→ Task directions: Extract the full set of records that follows, word for word.
--- start of Data to process ---
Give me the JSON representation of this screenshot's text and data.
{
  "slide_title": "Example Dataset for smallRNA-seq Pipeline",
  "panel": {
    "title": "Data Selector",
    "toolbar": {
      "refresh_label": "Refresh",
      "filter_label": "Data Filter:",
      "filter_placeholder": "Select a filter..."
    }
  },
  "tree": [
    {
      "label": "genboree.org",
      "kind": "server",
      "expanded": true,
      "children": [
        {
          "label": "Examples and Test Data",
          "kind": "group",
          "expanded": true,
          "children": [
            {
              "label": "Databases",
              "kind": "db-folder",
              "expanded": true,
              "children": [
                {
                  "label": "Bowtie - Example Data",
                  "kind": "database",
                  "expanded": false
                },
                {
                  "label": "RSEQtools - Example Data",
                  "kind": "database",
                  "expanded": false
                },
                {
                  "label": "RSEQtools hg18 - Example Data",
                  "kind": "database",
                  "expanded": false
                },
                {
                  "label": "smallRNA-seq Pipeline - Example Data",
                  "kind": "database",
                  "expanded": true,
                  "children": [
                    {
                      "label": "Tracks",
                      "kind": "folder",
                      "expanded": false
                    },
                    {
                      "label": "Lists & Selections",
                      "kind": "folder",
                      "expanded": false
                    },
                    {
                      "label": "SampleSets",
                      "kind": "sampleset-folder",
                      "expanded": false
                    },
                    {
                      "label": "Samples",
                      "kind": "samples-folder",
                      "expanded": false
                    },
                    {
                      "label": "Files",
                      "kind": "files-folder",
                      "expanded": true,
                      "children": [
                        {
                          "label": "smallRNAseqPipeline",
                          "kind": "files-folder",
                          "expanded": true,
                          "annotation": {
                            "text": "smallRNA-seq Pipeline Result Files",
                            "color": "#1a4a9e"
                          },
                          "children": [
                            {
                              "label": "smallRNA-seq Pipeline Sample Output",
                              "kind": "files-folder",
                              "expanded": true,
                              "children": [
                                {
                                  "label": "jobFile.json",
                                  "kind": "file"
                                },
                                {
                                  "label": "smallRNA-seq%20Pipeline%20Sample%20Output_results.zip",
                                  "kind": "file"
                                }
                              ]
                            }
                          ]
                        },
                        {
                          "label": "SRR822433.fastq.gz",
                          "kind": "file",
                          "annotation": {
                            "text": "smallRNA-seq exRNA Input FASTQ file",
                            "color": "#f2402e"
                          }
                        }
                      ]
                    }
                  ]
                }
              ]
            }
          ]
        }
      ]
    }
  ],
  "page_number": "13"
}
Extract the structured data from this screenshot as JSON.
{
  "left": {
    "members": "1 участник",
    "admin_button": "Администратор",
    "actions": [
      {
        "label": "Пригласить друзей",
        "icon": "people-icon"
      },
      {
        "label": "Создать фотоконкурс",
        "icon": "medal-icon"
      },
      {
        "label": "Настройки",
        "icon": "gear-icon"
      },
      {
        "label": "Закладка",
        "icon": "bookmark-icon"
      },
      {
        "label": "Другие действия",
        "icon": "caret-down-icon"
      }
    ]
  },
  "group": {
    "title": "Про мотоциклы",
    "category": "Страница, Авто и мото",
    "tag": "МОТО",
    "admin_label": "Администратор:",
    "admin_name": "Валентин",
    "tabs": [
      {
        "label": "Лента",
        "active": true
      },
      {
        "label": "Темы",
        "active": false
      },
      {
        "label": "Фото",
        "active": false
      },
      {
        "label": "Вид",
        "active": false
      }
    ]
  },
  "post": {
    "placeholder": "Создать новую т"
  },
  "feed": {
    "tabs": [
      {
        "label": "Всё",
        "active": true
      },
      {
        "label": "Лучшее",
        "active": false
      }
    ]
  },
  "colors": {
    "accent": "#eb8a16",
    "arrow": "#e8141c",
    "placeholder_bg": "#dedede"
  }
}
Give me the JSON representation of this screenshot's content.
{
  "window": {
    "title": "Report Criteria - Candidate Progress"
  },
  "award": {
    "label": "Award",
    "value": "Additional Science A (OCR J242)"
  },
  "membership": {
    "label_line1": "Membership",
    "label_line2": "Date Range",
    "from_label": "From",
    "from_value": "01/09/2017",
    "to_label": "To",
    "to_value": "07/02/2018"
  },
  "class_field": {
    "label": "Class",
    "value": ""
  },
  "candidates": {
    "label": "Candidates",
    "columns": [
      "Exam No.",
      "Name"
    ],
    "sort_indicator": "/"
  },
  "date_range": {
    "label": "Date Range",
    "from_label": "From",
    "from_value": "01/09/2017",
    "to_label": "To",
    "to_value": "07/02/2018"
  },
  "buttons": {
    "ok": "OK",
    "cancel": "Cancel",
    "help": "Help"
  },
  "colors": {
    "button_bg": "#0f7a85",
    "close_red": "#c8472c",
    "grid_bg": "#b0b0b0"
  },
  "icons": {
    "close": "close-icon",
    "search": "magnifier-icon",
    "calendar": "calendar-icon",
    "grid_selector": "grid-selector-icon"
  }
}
--- end of Data to process ---
→ Answer to this task:
Give me the JSON representation of this screenshot's text and data.
{
  "slide_title": "Example Dataset for smallRNA-seq Pipeline",
  "panel": {
    "title": "Data Selector",
    "toolbar": {
      "refresh_label": "Refresh",
      "filter_label": "Data Filter:",
      "filter_placeholder": "Select a filter..."
    }
  },
  "tree": [
    {
      "label": "genboree.org",
      "kind": "server",
      "expanded": true,
      "children": [
        {
          "label": "Examples and Test Data",
          "kind": "group",
          "expanded": true,
          "children": [
            {
              "label": "Databases",
              "kind": "db-folder",
              "expanded": true,
              "children": [
                {
                  "label": "Bowtie - Example Data",
                  "kind": "database",
                  "expanded": false
                },
                {
                  "label": "RSEQtools - Example Data",
                  "kind": "database",
                  "expanded": false
                },
                {
                  "label": "RSEQtools hg18 - Example Data",
                  "kind": "database",
                  "expanded": false
                },
                {
                  "label": "smallRNA-seq Pipeline - Example Data",
                  "kind": "database",
                  "expanded": true,
                  "children": [
                    {
                      "label": "Tracks",
                      "kind": "folder",
                      "expanded": false
                    },
                    {
                      "label": "Lists & Selections",
                      "kind": "folder",
                      "expanded": false
                    },
                    {
                      "label": "SampleSets",
                      "kind": "sampleset-folder",
                      "expanded": false
                    },
                    {
                      "label": "Samples",
                      "kind": "samples-folder",
                      "expanded": false
                    },
                    {
                      "label": "Files",
                      "kind": "files-folder",
                      "expanded": true,
                      "children": [
                        {
                          "label": "smallRNAseqPipeline",
                          "kind": "files-folder",
                          "expanded": true,
                          "annotation": {
                            "text": "smallRNA-seq Pipeline Result Files",
                            "color": "#1a4a9e"
                          },
                          "children": [
                            {
                              "label": "smallRNA-seq Pipeline Sample Output",
                              "kind": "files-folder",
                              "expanded": true,
                              "children": [
                                {
                                  "label": "jobFile.json",
                                  "kind": "file"
                                },
                                {
                                  "label": "smallRNA-seq%20Pipeline%20Sample%20Output_results.zip",
                                  "kind": "file"
                                }
                              ]
                            }
                          ]
                        },
                        {
                          "label": "SRR822433.fastq.gz",
                          "kind": "file",
                          "annotation": {
                            "text": "smallRNA-seq exRNA Input FASTQ file",
                            "color": "#f2402e"
                          }
                        }
                      ]
                    }
                  ]
                }
              ]
            }
          ]
        }
      ]
    }
  ],
  "page_number": "13"
}
Extract the structured data from this screenshot as JSON.
{
  "left": {
    "members": "1 участник",
    "admin_button": "Администратор",
    "actions": [
      {
        "label": "Пригласить друзей",
        "icon": "people-icon"
      },
      {
        "label": "Создать фотоконкурс",
        "icon": "medal-icon"
      },
      {
        "label": "Настройки",
        "icon": "gear-icon"
      },
      {
        "label": "Закладка",
        "icon": "bookmark-icon"
      },
      {
        "label": "Другие действия",
        "icon": "caret-down-icon"
      }
    ]
  },
  "group": {
    "title": "Про мотоциклы",
    "category": "Страница, Авто и мото",
    "tag": "МОТО",
    "admin_label": "Администратор:",
    "admin_name": "Валентин",
    "tabs": [
      {
        "label": "Лента",
        "active": true
      },
      {
        "label": "Темы",
        "active": false
      },
      {
        "label": "Фото",
        "active": false
      },
      {
        "label": "Вид",
        "active": false
      }
    ]
  },
  "post": {
    "placeholder": "Создать новую т"
  },
  "feed": {
    "tabs": [
      {
        "label": "Всё",
        "active": true
      },
      {
        "label": "Лучшее",
        "active": false
      }
    ]
  },
  "colors": {
    "accent": "#eb8a16",
    "arrow": "#e8141c",
    "placeholder_bg": "#dedede"
  }
}
Give me the JSON representation of this screenshot's content.
{
  "window": {
    "title": "Report Criteria - Candidate Progress"
  },
  "award": {
    "label": "Award",
    "value": "Additional Science A (OCR J242)"
  },
  "membership": {
    "label_line1": "Membership",
    "label_line2": "Date Range",
    "from_label": "From",
    "from_value": "01/09/2017",
    "to_label": "To",
    "to_value": "07/02/2018"
  },
  "class_field": {
    "label": "Class",
    "value": ""
  },
  "candidates": {
    "label": "Candidates",
    "columns": [
      "Exam No.",
      "Name"
    ],
    "sort_indicator": "/"
  },
  "date_range": {
    "label": "Date Range",
    "from_label": "From",
    "from_value": "01/09/2017",
    "to_label": "To",
    "to_value": "07/02/2018"
  },
  "buttons": {
    "ok": "OK",
    "cancel": "Cancel",
    "help": "Help"
  },
  "colors": {
    "button_bg": "#0f7a85",
    "close_red": "#c8472c",
    "grid_bg": "#b0b0b0"
  },
  "icons": {
    "close": "close-icon",
    "search": "magnifier-icon",
    "calendar": "calendar-icon",
    "grid_selector": "grid-selector-icon"
  }
}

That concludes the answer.